• _Rows_:
◆ ◆ ◆

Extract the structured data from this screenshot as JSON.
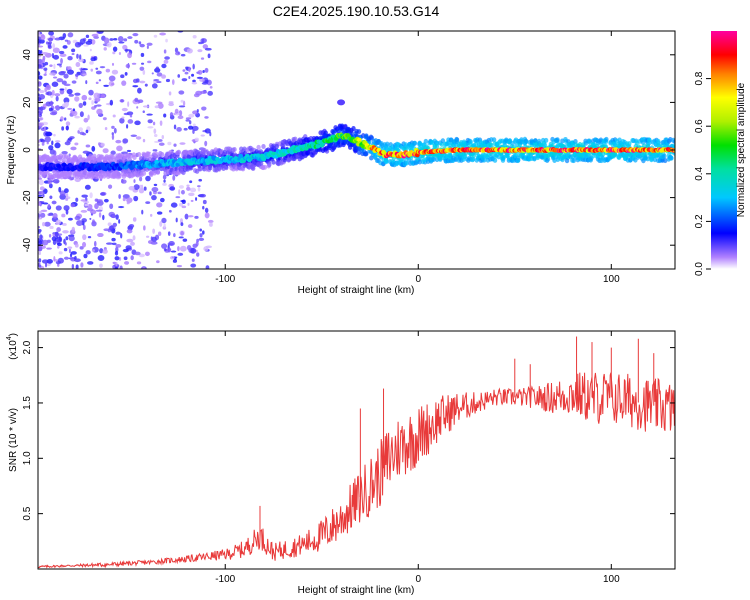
{
  "figure_title": "C2E4.2025.190.10.53.G14",
  "chart_data": [
    {
      "type": "heatmap",
      "title": "C2E4.2025.190.10.53.G14",
      "xlabel": "Height of straight line (km)",
      "ylabel": "Frequency (Hz)",
      "xlim": [
        -197,
        133
      ],
      "ylim": [
        -50,
        50
      ],
      "xticks": [
        -100,
        0,
        100
      ],
      "yticks": [
        -40,
        -20,
        0,
        20,
        40
      ],
      "colorbar": {
        "label": "Normalized spectral amplitude",
        "range": [
          0,
          1
        ],
        "ticks": [
          0.0,
          0.2,
          0.4,
          0.6,
          0.8
        ]
      },
      "ridge": {
        "name": "",
        "x": [
          -197,
          -160,
          -140,
          -120,
          -100,
          -80,
          -70,
          -60,
          -50,
          -40,
          -35,
          -30,
          -25,
          -20,
          -15,
          -10,
          0,
          20,
          40,
          60,
          80,
          100,
          120,
          133
        ],
        "y": [
          -7,
          -7,
          -6,
          -5,
          -4,
          -3,
          -1,
          1,
          3,
          6,
          5,
          3,
          1,
          -1,
          -2,
          -2,
          -1,
          0,
          0,
          0,
          0,
          0,
          0,
          0
        ],
        "amplitude": [
          0.15,
          0.2,
          0.3,
          0.35,
          0.35,
          0.38,
          0.4,
          0.45,
          0.5,
          0.6,
          0.55,
          0.7,
          0.8,
          0.9,
          0.95,
          0.95,
          0.95,
          0.95,
          0.95,
          0.95,
          0.95,
          0.95,
          0.95,
          0.9
        ]
      },
      "annotation": {
        "x": -40,
        "y": 20
      }
    },
    {
      "type": "line",
      "xlabel": "Height of straight line (km)",
      "ylabel": "SNR (10 * v/v)",
      "y_multiplier": "(x10^4)",
      "y_multiplier_base": "(x10",
      "y_multiplier_exp": "4",
      "y_multiplier_close": ")",
      "xlim": [
        -197,
        133
      ],
      "ylim": [
        0,
        2.15
      ],
      "xticks": [
        -100,
        0,
        100
      ],
      "yticks": [
        0.5,
        1.0,
        1.5,
        2.0
      ],
      "line_color": "#e83a3a",
      "series": [
        {
          "x": [
            -197,
            -180,
            -160,
            -140,
            -120,
            -100,
            -90,
            -82,
            -75,
            -60,
            -50,
            -40,
            -30,
            -20,
            -15,
            -10,
            0,
            10,
            20,
            30,
            40,
            50,
            60,
            70,
            80,
            90,
            100,
            110,
            120,
            133
          ],
          "values": [
            0.02,
            0.03,
            0.04,
            0.06,
            0.09,
            0.13,
            0.18,
            0.3,
            0.15,
            0.22,
            0.3,
            0.45,
            0.65,
            0.85,
            1.0,
            1.1,
            1.2,
            1.35,
            1.45,
            1.5,
            1.55,
            1.55,
            1.55,
            1.55,
            1.58,
            1.55,
            1.55,
            1.52,
            1.48,
            1.45
          ]
        }
      ],
      "noise_amplitude": [
        0.01,
        0.01,
        0.02,
        0.02,
        0.03,
        0.05,
        0.08,
        0.12,
        0.08,
        0.1,
        0.15,
        0.2,
        0.25,
        0.3,
        0.32,
        0.3,
        0.28,
        0.22,
        0.15,
        0.1,
        0.08,
        0.08,
        0.1,
        0.15,
        0.2,
        0.25,
        0.25,
        0.25,
        0.25,
        0.25
      ],
      "spikes": [
        [
          -82,
          0.57
        ],
        [
          -30,
          1.45
        ],
        [
          -18,
          1.63
        ],
        [
          50,
          1.9
        ],
        [
          58,
          1.85
        ],
        [
          82,
          2.1
        ],
        [
          90,
          2.05
        ],
        [
          100,
          2.0
        ],
        [
          114,
          2.08
        ],
        [
          122,
          1.95
        ]
      ]
    }
  ]
}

◆ ◆ ◆

Copy the entries above faithfully and omit every image.

Extract the structured data from this screenshot as JSON.
{
  "figure_title": "C2E4.2025.190.10.53.G14",
  "chart_data": [
    {
      "type": "heatmap",
      "title": "C2E4.2025.190.10.53.G14",
      "xlabel": "Height of straight line (km)",
      "ylabel": "Frequency (Hz)",
      "xlim": [
        -197,
        133
      ],
      "ylim": [
        -50,
        50
      ],
      "xticks": [
        -100,
        0,
        100
      ],
      "yticks": [
        -40,
        -20,
        0,
        20,
        40
      ],
      "colorbar": {
        "label": "Normalized spectral amplitude",
        "range": [
          0,
          1
        ],
        "ticks": [
          0.0,
          0.2,
          0.4,
          0.6,
          0.8
        ]
      },
      "ridge": {
        "name": "",
        "x": [
          -197,
          -160,
          -140,
          -120,
          -100,
          -80,
          -70,
          -60,
          -50,
          -40,
          -35,
          -30,
          -25,
          -20,
          -15,
          -10,
          0,
          20,
          40,
          60,
          80,
          100,
          120,
          133
        ],
        "y": [
          -7,
          -7,
          -6,
          -5,
          -4,
          -3,
          -1,
          1,
          3,
          6,
          5,
          3,
          1,
          -1,
          -2,
          -2,
          -1,
          0,
          0,
          0,
          0,
          0,
          0,
          0
        ],
        "amplitude": [
          0.15,
          0.2,
          0.3,
          0.35,
          0.35,
          0.38,
          0.4,
          0.45,
          0.5,
          0.6,
          0.55,
          0.7,
          0.8,
          0.9,
          0.95,
          0.95,
          0.95,
          0.95,
          0.95,
          0.95,
          0.95,
          0.95,
          0.95,
          0.9
        ]
      },
      "annotation": {
        "x": -40,
        "y": 20
      }
    },
    {
      "type": "line",
      "xlabel": "Height of straight line (km)",
      "ylabel": "SNR (10 * v/v)",
      "y_multiplier": "(x10^4)",
      "y_multiplier_base": "(x10",
      "y_multiplier_exp": "4",
      "y_multiplier_close": ")",
      "xlim": [
        -197,
        133
      ],
      "ylim": [
        0,
        2.15
      ],
      "xticks": [
        -100,
        0,
        100
      ],
      "yticks": [
        0.5,
        1.0,
        1.5,
        2.0
      ],
      "line_color": "#e83a3a",
      "series": [
        {
          "x": [
            -197,
            -180,
            -160,
            -140,
            -120,
            -100,
            -90,
            -82,
            -75,
            -60,
            -50,
            -40,
            -30,
            -20,
            -15,
            -10,
            0,
            10,
            20,
            30,
            40,
            50,
            60,
            70,
            80,
            90,
            100,
            110,
            120,
            133
          ],
          "values": [
            0.02,
            0.03,
            0.04,
            0.06,
            0.09,
            0.13,
            0.18,
            0.3,
            0.15,
            0.22,
            0.3,
            0.45,
            0.65,
            0.85,
            1.0,
            1.1,
            1.2,
            1.35,
            1.45,
            1.5,
            1.55,
            1.55,
            1.55,
            1.55,
            1.58,
            1.55,
            1.55,
            1.52,
            1.48,
            1.45
          ]
        }
      ],
      "noise_amplitude": [
        0.01,
        0.01,
        0.02,
        0.02,
        0.03,
        0.05,
        0.08,
        0.12,
        0.08,
        0.1,
        0.15,
        0.2,
        0.25,
        0.3,
        0.32,
        0.3,
        0.28,
        0.22,
        0.15,
        0.1,
        0.08,
        0.08,
        0.1,
        0.15,
        0.2,
        0.25,
        0.25,
        0.25,
        0.25,
        0.25
      ],
      "spikes": [
        [
          -82,
          0.57
        ],
        [
          -30,
          1.45
        ],
        [
          -18,
          1.63
        ],
        [
          50,
          1.9
        ],
        [
          58,
          1.85
        ],
        [
          82,
          2.1
        ],
        [
          90,
          2.05
        ],
        [
          100,
          2.0
        ],
        [
          114,
          2.08
        ],
        [
          122,
          1.95
        ]
      ]
    }
  ]
}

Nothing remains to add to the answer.